EXERCISE = Pictures should be excluded; otherwise, copy every entry exactly.

EXERCISE INPUTS =
------------------------------

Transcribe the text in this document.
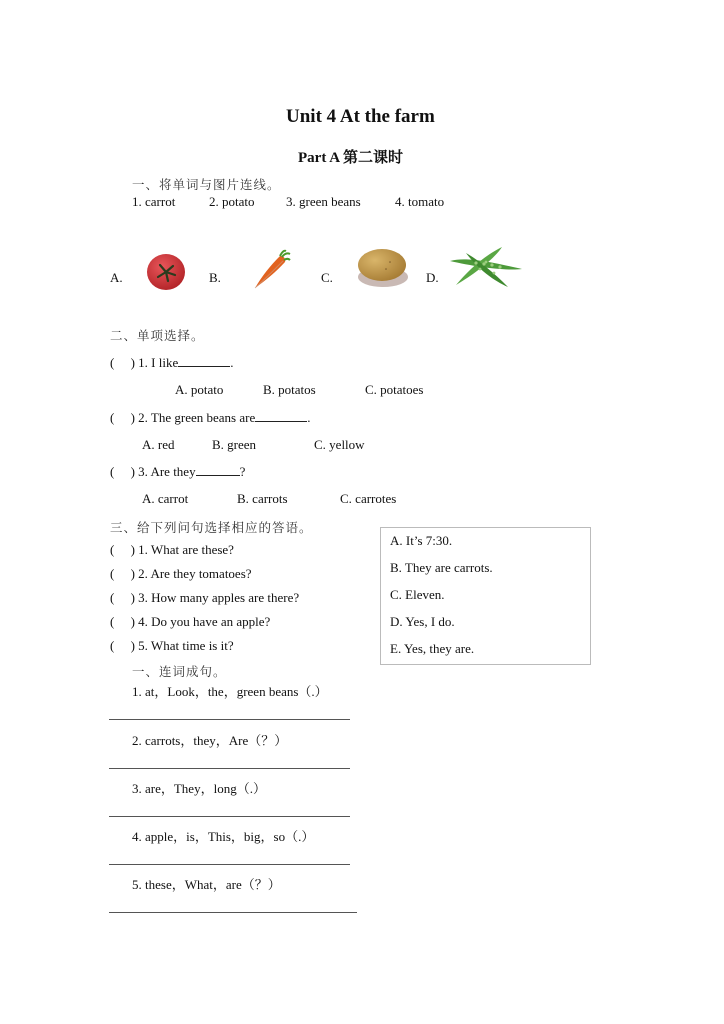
Unit 4 At the farm
Part A 第二课时
一、将单词与图片连线。
1. carrot	2. potato 3. green beans	4. tomato
A.	B.	C.	D.
二、单项选择。
(     ) 1. I like	.
A. potato	B. potatos	C. potatoes
(     ) 2. The green beans are	.
A. red	B. green	C. yellow
(     ) 3. Are they	?
A. carrot	B. carrots	C. carrotes
三、给下列问句选择相应的答语。
(     ) 1. What are these?
(     ) 2. Are they tomatoes?
(     ) 3. How many apples are there?
(     ) 4. Do you have an apple?
(     ) 5. What time is it?
A. It’s 7:30.
B. They are carrots.
C. Eleven.
D. Yes, I do.
E. Yes, they are.
一、连词成句。
1. at，Look，the，green beans（.）
2. carrots，they，Are（？）
3. are，They，long（.）
4. apple，is，This，big，so（.）
5. these，What，are（？）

------------------------------

FINAL RESULT =
Transcribe the text in this document.
Unit 4 At the farm
Part A 第二课时
一、将单词与图片连线。
1. carrot	2. potato 3. green beans	4. tomato
A.	B.	C.	D.
二、单项选择。
(     ) 1. I like	.
A. potato	B. potatos	C. potatoes
(     ) 2. The green beans are	.
A. red	B. green	C. yellow
(     ) 3. Are they	?
A. carrot	B. carrots	C. carrotes
三、给下列问句选择相应的答语。
(     ) 1. What are these?
(     ) 2. Are they tomatoes?
(     ) 3. How many apples are there?
(     ) 4. Do you have an apple?
(     ) 5. What time is it?
A. It’s 7:30.
B. They are carrots.
C. Eleven.
D. Yes, I do.
E. Yes, they are.
一、连词成句。
1. at，Look，the，green beans（.）
2. carrots，they，Are（？）
3. are，They，long（.）
4. apple，is，This，big，so（.）
5. these，What，are（？）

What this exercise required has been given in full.